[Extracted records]

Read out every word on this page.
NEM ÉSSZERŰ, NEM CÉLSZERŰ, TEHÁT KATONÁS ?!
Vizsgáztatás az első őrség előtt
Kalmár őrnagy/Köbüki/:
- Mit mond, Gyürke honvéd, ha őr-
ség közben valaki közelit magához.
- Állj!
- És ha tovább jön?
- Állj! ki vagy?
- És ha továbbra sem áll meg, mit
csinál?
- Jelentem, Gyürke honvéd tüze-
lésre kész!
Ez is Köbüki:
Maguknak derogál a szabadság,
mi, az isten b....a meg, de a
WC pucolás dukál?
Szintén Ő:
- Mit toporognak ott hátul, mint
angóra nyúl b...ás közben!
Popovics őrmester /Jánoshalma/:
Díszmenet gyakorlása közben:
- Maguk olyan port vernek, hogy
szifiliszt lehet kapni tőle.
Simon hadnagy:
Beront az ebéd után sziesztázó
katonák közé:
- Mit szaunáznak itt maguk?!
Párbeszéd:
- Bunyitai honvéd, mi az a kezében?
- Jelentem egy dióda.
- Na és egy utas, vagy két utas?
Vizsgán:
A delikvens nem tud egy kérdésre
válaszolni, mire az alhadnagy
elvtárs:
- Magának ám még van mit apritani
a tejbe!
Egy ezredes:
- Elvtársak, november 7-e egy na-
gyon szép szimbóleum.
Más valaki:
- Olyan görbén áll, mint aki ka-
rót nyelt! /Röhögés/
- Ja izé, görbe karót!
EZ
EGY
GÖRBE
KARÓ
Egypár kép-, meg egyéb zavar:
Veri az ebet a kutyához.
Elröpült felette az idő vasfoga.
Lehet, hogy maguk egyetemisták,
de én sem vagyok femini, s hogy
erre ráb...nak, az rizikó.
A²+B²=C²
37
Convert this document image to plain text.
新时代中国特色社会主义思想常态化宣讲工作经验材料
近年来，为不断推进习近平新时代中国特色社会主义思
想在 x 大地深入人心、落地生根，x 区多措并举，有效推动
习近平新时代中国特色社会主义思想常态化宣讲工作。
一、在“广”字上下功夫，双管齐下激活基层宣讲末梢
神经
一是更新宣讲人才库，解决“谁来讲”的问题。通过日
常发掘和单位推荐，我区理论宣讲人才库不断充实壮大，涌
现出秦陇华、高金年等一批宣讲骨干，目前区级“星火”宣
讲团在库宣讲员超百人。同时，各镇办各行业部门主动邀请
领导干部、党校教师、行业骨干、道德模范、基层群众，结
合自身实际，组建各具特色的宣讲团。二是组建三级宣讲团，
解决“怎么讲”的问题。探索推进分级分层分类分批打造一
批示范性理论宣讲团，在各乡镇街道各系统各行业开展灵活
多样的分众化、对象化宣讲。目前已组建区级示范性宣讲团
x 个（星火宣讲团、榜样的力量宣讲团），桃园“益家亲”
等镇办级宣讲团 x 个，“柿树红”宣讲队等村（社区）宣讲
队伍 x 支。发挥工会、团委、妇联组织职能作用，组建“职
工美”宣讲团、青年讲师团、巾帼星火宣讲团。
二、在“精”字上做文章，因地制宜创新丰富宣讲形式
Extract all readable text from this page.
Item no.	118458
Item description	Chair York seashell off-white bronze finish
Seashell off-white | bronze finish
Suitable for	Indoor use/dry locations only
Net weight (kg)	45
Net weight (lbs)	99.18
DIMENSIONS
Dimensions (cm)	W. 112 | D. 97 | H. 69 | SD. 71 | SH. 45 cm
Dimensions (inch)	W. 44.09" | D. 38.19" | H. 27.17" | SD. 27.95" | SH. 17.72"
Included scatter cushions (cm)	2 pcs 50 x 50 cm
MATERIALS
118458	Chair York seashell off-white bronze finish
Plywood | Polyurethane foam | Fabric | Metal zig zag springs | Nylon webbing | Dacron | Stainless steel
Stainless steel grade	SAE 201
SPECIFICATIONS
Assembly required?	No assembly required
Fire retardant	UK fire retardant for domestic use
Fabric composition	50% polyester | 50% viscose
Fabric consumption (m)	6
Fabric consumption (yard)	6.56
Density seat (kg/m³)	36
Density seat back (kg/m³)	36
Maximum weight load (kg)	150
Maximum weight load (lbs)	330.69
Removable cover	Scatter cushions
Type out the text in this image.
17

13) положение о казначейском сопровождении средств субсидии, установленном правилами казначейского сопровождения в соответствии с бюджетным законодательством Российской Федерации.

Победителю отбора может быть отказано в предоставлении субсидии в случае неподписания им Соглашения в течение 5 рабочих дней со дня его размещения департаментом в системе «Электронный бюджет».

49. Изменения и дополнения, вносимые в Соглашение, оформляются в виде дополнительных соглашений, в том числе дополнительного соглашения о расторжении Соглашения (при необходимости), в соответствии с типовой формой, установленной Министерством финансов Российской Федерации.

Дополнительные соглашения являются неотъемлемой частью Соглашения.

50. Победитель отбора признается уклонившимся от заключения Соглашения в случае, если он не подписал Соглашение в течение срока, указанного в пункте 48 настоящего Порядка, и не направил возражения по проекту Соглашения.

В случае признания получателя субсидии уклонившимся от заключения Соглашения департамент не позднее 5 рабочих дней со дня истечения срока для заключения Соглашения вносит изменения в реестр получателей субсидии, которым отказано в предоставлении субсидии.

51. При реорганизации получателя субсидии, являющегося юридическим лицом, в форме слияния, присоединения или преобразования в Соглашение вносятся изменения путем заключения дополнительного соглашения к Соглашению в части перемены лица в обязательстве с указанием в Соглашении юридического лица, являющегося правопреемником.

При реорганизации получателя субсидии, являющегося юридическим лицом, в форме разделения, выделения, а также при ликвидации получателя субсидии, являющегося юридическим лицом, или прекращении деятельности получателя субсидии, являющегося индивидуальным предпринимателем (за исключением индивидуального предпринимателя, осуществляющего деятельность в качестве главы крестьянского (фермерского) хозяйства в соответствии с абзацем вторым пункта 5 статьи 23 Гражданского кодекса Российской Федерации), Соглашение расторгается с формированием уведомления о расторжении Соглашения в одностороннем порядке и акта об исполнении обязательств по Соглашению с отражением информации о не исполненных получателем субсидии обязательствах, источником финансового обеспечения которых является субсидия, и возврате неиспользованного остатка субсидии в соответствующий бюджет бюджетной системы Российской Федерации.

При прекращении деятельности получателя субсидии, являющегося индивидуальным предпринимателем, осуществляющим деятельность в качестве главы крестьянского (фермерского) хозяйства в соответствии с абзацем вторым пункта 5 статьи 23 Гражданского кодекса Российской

#### [Requirement]
Nothing may be left out: return each entry exactly as it reads.

#### [Final result]
Read out every word on this page.
NEM ÉSSZERŰ, NEM CÉLSZERŰ, TEHÁT KATONÁS ?!
Vizsgáztatás az első őrség előtt
Kalmár őrnagy/Köbüki/:
- Mit mond, Gyürke honvéd, ha őr-
ség közben valaki közelit magához.
- Állj!
- És ha tovább jön?
- Állj! ki vagy?
- És ha továbbra sem áll meg, mit
csinál?
- Jelentem, Gyürke honvéd tüze-
lésre kész!
Ez is Köbüki:
Maguknak derogál a szabadság,
mi, az isten b....a meg, de a
WC pucolás dukál?
Szintén Ő:
- Mit toporognak ott hátul, mint
angóra nyúl b...ás közben!
Popovics őrmester /Jánoshalma/:
Díszmenet gyakorlása közben:
- Maguk olyan port vernek, hogy
szifiliszt lehet kapni tőle.
Simon hadnagy:
Beront az ebéd után sziesztázó
katonák közé:
- Mit szaunáznak itt maguk?!
Párbeszéd:
- Bunyitai honvéd, mi az a kezében?
- Jelentem egy dióda.
- Na és egy utas, vagy két utas?
Vizsgán:
A delikvens nem tud egy kérdésre
válaszolni, mire az alhadnagy
elvtárs:
- Magának ám még van mit apritani
a tejbe!
Egy ezredes:
- Elvtársak, november 7-e egy na-
gyon szép szimbóleum.
Más valaki:
- Olyan görbén áll, mint aki ka-
rót nyelt! /Röhögés/
- Ja izé, görbe karót!
EZ
EGY
GÖRBE
KARÓ
Egypár kép-, meg egyéb zavar:
Veri az ebet a kutyához.
Elröpült felette az idő vasfoga.
Lehet, hogy maguk egyetemisták,
de én sem vagyok femini, s hogy
erre ráb...nak, az rizikó.
A²+B²=C²
37
Convert this document image to plain text.
新时代中国特色社会主义思想常态化宣讲工作经验材料
近年来，为不断推进习近平新时代中国特色社会主义思
想在 x 大地深入人心、落地生根，x 区多措并举，有效推动
习近平新时代中国特色社会主义思想常态化宣讲工作。
一、在“广”字上下功夫，双管齐下激活基层宣讲末梢
神经
一是更新宣讲人才库，解决“谁来讲”的问题。通过日
常发掘和单位推荐，我区理论宣讲人才库不断充实壮大，涌
现出秦陇华、高金年等一批宣讲骨干，目前区级“星火”宣
讲团在库宣讲员超百人。同时，各镇办各行业部门主动邀请
领导干部、党校教师、行业骨干、道德模范、基层群众，结
合自身实际，组建各具特色的宣讲团。二是组建三级宣讲团，
解决“怎么讲”的问题。探索推进分级分层分类分批打造一
批示范性理论宣讲团，在各乡镇街道各系统各行业开展灵活
多样的分众化、对象化宣讲。目前已组建区级示范性宣讲团
x 个（星火宣讲团、榜样的力量宣讲团），桃园“益家亲”
等镇办级宣讲团 x 个，“柿树红”宣讲队等村（社区）宣讲
队伍 x 支。发挥工会、团委、妇联组织职能作用，组建“职
工美”宣讲团、青年讲师团、巾帼星火宣讲团。
二、在“精”字上做文章，因地制宜创新丰富宣讲形式
Extract all readable text from this page.
Item no.	118458
Item description	Chair York seashell off-white bronze finish
Seashell off-white | bronze finish
Suitable for	Indoor use/dry locations only
Net weight (kg)	45
Net weight (lbs)	99.18
DIMENSIONS
Dimensions (cm)	W. 112 | D. 97 | H. 69 | SD. 71 | SH. 45 cm
Dimensions (inch)	W. 44.09" | D. 38.19" | H. 27.17" | SD. 27.95" | SH. 17.72"
Included scatter cushions (cm)	2 pcs 50 x 50 cm
MATERIALS
118458	Chair York seashell off-white bronze finish
Plywood | Polyurethane foam | Fabric | Metal zig zag springs | Nylon webbing | Dacron | Stainless steel
Stainless steel grade	SAE 201
SPECIFICATIONS
Assembly required?	No assembly required
Fire retardant	UK fire retardant for domestic use
Fabric composition	50% polyester | 50% viscose
Fabric consumption (m)	6
Fabric consumption (yard)	6.56
Density seat (kg/m³)	36
Density seat back (kg/m³)	36
Maximum weight load (kg)	150
Maximum weight load (lbs)	330.69
Removable cover	Scatter cushions
Type out the text in this image.
17

13) положение о казначейском сопровождении средств субсидии, установленном правилами казначейского сопровождения в соответствии с бюджетным законодательством Российской Федерации.

Победителю отбора может быть отказано в предоставлении субсидии в случае неподписания им Соглашения в течение 5 рабочих дней со дня его размещения департаментом в системе «Электронный бюджет».

49. Изменения и дополнения, вносимые в Соглашение, оформляются в виде дополнительных соглашений, в том числе дополнительного соглашения о расторжении Соглашения (при необходимости), в соответствии с типовой формой, установленной Министерством финансов Российской Федерации.

Дополнительные соглашения являются неотъемлемой частью Соглашения.

50. Победитель отбора признается уклонившимся от заключения Соглашения в случае, если он не подписал Соглашение в течение срока, указанного в пункте 48 настоящего Порядка, и не направил возражения по проекту Соглашения.

В случае признания получателя субсидии уклонившимся от заключения Соглашения департамент не позднее 5 рабочих дней со дня истечения срока для заключения Соглашения вносит изменения в реестр получателей субсидии, которым отказано в предоставлении субсидии.

51. При реорганизации получателя субсидии, являющегося юридическим лицом, в форме слияния, присоединения или преобразования в Соглашение вносятся изменения путем заключения дополнительного соглашения к Соглашению в части перемены лица в обязательстве с указанием в Соглашении юридического лица, являющегося правопреемником.

При реорганизации получателя субсидии, являющегося юридическим лицом, в форме разделения, выделения, а также при ликвидации получателя субсидии, являющегося юридическим лицом, или прекращении деятельности получателя субсидии, являющегося индивидуальным предпринимателем (за исключением индивидуального предпринимателя, осуществляющего деятельность в качестве главы крестьянского (фермерского) хозяйства в соответствии с абзацем вторым пункта 5 статьи 23 Гражданского кодекса Российской Федерации), Соглашение расторгается с формированием уведомления о расторжении Соглашения в одностороннем порядке и акта об исполнении обязательств по Соглашению с отражением информации о не исполненных получателем субсидии обязательствах, источником финансового обеспечения которых является субсидия, и возврате неиспользованного остатка субсидии в соответствующий бюджет бюджетной системы Российской Федерации.

При прекращении деятельности получателя субсидии, являющегося индивидуальным предпринимателем, осуществляющим деятельность в качестве главы крестьянского (фермерского) хозяйства в соответствии с абзацем вторым пункта 5 статьи 23 Гражданского кодекса Российской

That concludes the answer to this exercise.